Saved data entries
[BEGIN]
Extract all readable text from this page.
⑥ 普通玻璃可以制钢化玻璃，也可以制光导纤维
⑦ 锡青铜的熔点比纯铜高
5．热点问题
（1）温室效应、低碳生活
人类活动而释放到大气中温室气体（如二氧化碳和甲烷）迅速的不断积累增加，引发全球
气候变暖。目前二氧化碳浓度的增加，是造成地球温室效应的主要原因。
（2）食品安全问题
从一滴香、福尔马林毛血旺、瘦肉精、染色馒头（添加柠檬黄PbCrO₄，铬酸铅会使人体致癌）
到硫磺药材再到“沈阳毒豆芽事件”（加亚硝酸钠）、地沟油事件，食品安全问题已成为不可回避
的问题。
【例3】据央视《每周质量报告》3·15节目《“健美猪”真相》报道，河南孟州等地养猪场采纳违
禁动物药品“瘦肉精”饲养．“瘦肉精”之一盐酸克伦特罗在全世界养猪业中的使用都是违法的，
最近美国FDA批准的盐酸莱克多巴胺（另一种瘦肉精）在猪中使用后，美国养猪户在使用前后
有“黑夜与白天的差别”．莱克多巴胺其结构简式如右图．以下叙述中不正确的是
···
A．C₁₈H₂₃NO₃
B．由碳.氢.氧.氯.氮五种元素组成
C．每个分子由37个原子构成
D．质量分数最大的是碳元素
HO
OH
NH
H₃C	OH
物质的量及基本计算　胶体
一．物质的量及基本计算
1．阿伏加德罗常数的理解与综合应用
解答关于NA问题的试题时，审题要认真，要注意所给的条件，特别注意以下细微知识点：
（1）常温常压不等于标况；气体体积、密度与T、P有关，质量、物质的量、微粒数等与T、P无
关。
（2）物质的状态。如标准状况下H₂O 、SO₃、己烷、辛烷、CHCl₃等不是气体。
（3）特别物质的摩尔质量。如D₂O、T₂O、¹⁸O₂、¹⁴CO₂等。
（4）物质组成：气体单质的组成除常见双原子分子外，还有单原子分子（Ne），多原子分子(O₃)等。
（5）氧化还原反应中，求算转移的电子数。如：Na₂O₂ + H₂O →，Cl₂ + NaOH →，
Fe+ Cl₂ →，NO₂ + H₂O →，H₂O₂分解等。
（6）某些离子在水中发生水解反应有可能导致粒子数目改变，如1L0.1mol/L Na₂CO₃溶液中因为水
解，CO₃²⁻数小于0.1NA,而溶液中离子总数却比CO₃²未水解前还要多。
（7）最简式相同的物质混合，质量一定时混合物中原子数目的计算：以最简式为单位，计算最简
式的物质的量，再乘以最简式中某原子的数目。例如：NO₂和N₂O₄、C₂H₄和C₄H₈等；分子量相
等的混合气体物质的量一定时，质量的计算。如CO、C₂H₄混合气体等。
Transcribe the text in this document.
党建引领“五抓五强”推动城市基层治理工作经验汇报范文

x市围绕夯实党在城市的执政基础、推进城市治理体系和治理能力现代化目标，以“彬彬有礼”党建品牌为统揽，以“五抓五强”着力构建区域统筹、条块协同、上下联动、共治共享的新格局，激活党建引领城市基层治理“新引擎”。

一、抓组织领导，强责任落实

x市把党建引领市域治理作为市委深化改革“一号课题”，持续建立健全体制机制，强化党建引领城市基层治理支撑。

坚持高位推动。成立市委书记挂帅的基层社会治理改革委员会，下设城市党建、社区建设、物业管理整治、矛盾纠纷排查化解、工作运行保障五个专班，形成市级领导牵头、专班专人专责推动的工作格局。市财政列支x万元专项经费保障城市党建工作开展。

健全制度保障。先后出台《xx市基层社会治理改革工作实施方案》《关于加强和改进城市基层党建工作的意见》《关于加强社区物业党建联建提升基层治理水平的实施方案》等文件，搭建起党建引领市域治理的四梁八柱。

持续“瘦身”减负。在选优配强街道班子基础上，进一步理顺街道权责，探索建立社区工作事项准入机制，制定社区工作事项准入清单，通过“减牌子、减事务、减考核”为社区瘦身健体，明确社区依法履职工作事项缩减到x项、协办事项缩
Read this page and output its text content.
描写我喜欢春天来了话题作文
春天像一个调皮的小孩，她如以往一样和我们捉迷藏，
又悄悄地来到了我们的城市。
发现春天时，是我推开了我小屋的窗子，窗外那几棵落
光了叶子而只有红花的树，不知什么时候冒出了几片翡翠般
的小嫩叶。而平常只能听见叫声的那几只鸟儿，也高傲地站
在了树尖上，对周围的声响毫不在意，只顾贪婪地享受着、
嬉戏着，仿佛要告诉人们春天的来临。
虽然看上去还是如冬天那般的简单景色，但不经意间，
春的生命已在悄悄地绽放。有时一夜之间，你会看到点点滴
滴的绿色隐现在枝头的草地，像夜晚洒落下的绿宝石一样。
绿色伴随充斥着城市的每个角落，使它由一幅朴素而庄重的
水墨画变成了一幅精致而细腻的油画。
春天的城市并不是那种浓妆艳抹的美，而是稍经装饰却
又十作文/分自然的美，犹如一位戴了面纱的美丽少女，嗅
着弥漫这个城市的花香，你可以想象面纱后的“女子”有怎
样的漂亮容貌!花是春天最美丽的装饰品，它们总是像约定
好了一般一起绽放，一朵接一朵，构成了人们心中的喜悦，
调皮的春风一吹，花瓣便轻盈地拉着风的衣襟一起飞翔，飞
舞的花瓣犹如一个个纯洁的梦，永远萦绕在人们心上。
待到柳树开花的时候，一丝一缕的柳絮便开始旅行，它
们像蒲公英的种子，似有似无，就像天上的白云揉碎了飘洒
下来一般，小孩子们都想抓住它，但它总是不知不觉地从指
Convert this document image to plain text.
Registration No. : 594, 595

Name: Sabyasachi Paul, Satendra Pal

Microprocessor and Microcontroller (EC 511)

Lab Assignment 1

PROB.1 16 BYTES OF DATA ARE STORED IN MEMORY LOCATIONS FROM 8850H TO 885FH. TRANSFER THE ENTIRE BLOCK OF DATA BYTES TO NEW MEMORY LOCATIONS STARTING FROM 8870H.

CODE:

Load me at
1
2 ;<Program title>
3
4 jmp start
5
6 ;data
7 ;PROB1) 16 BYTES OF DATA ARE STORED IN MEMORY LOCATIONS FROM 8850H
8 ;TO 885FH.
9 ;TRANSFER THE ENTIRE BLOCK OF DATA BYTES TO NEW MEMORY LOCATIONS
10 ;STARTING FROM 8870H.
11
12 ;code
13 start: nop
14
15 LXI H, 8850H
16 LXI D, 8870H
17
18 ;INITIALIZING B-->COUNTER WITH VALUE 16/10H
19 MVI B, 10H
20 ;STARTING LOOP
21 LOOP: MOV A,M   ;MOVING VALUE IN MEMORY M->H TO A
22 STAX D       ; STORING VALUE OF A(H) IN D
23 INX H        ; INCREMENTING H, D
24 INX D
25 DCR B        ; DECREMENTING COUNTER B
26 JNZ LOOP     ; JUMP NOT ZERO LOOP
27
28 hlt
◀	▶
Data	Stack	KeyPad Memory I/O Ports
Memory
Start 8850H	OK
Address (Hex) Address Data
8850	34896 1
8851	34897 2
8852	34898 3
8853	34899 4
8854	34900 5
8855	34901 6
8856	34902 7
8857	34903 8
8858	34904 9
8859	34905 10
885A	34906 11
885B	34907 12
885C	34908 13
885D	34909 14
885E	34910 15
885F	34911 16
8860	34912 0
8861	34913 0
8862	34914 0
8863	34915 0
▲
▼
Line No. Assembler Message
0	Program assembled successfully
[END]
__TASK PROMPT__
Search the records for the word "LOCATIONS" and copy every line where it occurs.

__FINAL RESULT__
PROB.1 16 BYTES OF DATA ARE STORED IN MEMORY LOCATIONS FROM 8850H TO 885FH. TRANSFER THE ENTIRE BLOCK OF DATA BYTES TO NEW MEMORY LOCATIONS STARTING FROM 8870H.
7 ;PROB1) 16 BYTES OF DATA ARE STORED IN MEMORY LOCATIONS FROM 8850H
9 ;TRANSFER THE ENTIRE BLOCK OF DATA BYTES TO NEW MEMORY LOCATIONS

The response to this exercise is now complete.